▸ WHAT IS BEING ASKED: Copy each line with the word "ylabel" in it.

%%

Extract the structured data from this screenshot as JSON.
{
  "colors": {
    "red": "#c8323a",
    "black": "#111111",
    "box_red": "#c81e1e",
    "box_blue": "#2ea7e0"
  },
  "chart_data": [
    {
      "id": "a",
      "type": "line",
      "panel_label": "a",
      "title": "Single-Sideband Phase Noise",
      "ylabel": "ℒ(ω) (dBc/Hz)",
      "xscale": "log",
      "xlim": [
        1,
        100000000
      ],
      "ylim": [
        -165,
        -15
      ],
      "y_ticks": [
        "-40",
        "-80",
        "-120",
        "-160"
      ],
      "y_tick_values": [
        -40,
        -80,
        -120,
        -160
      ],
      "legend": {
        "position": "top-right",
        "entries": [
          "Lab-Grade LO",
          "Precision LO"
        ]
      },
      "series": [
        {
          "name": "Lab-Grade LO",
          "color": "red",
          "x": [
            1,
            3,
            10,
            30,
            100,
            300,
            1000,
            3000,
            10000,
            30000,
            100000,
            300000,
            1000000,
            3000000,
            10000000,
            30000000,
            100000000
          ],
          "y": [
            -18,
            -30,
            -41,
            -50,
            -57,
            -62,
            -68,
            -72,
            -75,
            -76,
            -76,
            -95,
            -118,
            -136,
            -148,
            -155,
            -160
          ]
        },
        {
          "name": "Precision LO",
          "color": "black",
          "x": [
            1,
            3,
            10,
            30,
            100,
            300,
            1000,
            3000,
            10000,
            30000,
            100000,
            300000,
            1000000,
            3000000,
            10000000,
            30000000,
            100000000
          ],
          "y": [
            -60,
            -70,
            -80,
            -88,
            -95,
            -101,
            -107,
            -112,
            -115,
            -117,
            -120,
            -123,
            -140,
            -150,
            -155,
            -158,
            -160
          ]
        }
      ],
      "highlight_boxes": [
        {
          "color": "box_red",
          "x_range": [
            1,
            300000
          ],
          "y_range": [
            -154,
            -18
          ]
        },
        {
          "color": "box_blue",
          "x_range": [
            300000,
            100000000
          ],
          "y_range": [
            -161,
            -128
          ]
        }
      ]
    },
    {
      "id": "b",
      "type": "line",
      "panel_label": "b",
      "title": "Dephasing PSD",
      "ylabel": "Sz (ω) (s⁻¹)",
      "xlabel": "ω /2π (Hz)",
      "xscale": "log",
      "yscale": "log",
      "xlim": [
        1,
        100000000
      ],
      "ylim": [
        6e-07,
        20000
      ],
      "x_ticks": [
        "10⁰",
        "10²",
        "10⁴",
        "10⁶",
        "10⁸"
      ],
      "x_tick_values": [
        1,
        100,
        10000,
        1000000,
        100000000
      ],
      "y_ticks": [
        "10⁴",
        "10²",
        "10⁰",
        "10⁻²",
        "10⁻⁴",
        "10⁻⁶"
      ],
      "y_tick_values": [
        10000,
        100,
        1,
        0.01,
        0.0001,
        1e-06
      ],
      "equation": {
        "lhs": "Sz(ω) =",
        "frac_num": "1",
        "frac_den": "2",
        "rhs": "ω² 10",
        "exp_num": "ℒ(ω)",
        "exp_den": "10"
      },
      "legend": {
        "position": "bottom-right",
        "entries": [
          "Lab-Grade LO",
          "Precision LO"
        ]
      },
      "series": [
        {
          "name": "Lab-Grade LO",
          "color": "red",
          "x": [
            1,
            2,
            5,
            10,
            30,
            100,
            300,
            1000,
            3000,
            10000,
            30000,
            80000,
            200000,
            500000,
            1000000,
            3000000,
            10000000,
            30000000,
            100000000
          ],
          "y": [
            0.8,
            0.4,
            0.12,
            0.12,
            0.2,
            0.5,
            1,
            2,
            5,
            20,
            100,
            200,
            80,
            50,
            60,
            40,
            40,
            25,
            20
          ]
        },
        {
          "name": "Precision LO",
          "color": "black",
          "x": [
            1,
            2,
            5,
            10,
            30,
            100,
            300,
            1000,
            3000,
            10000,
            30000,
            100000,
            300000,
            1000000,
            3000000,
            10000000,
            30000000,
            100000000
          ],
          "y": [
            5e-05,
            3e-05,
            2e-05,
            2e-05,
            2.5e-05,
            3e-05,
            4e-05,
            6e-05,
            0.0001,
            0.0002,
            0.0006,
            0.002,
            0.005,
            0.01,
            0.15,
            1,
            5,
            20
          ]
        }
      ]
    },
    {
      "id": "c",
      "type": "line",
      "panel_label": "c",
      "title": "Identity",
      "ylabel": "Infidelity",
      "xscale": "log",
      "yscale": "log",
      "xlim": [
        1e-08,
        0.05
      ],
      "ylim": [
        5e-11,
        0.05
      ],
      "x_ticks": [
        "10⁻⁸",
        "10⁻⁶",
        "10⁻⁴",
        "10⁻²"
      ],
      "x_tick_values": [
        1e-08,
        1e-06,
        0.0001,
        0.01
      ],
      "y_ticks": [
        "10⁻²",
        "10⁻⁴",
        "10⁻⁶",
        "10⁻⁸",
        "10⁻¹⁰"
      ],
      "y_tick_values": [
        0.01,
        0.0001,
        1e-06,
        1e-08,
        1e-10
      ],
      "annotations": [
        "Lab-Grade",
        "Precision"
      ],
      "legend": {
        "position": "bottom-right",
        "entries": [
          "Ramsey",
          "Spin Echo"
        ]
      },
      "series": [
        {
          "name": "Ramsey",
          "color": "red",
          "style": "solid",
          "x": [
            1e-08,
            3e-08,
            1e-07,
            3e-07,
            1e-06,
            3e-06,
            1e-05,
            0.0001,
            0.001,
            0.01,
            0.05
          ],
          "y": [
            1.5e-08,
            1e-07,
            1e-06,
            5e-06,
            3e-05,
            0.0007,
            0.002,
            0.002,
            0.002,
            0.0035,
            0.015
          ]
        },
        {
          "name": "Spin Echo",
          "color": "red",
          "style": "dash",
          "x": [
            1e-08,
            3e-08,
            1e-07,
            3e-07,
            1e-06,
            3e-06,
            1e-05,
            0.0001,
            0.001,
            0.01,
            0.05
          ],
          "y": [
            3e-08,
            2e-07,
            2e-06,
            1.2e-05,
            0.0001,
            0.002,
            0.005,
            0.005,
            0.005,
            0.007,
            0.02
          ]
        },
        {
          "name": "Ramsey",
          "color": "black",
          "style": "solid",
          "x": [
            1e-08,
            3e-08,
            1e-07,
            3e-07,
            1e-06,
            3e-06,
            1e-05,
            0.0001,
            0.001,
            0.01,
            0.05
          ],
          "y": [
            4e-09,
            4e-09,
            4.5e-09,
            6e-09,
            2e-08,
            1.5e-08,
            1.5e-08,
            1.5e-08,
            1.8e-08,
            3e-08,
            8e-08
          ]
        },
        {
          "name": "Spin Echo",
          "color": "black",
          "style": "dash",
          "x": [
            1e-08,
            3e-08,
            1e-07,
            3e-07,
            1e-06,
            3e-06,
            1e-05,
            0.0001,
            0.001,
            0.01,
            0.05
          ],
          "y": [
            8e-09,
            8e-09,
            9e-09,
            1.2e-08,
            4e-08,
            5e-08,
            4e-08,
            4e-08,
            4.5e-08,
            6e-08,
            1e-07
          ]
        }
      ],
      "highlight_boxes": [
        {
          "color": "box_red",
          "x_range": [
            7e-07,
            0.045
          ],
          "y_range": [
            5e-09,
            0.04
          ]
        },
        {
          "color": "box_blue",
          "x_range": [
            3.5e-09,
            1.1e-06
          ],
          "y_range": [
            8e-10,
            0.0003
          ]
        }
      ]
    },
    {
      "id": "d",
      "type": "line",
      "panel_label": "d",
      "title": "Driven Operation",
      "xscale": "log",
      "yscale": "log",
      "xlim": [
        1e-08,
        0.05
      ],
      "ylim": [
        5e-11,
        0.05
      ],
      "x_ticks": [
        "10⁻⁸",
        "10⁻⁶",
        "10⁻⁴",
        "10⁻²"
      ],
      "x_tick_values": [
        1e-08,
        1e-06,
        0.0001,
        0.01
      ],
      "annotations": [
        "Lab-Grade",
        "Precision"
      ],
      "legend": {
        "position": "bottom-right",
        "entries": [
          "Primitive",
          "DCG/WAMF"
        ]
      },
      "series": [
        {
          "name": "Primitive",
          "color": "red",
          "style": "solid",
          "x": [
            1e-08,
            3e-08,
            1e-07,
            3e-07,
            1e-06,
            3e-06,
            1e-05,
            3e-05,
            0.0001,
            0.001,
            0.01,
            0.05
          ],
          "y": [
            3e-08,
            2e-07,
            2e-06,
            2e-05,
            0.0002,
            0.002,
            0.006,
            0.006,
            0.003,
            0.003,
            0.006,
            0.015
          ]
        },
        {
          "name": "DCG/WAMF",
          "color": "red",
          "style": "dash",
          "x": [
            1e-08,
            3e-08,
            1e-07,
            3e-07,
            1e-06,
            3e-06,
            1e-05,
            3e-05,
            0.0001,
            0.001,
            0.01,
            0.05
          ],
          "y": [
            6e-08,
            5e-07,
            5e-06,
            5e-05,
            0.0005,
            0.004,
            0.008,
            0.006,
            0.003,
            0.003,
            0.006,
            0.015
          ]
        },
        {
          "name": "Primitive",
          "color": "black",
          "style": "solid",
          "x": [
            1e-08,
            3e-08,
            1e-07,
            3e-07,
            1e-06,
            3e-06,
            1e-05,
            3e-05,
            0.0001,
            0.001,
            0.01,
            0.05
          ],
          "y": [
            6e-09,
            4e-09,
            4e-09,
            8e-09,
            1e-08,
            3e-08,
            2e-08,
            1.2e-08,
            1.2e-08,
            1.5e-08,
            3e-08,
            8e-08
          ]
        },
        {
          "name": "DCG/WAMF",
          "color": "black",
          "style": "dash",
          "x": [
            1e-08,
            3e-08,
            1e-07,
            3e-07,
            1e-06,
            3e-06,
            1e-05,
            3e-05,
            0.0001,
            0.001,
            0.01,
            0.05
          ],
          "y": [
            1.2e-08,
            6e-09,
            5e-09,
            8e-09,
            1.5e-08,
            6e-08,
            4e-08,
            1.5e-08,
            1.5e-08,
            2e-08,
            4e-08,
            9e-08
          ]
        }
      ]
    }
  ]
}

%%

▸ THE OUTPUT:
      "ylabel": "ℒ(ω) (dBc/Hz)",
      "ylabel": "Sz (ω) (s⁻¹)",
      "ylabel": "Infidelity",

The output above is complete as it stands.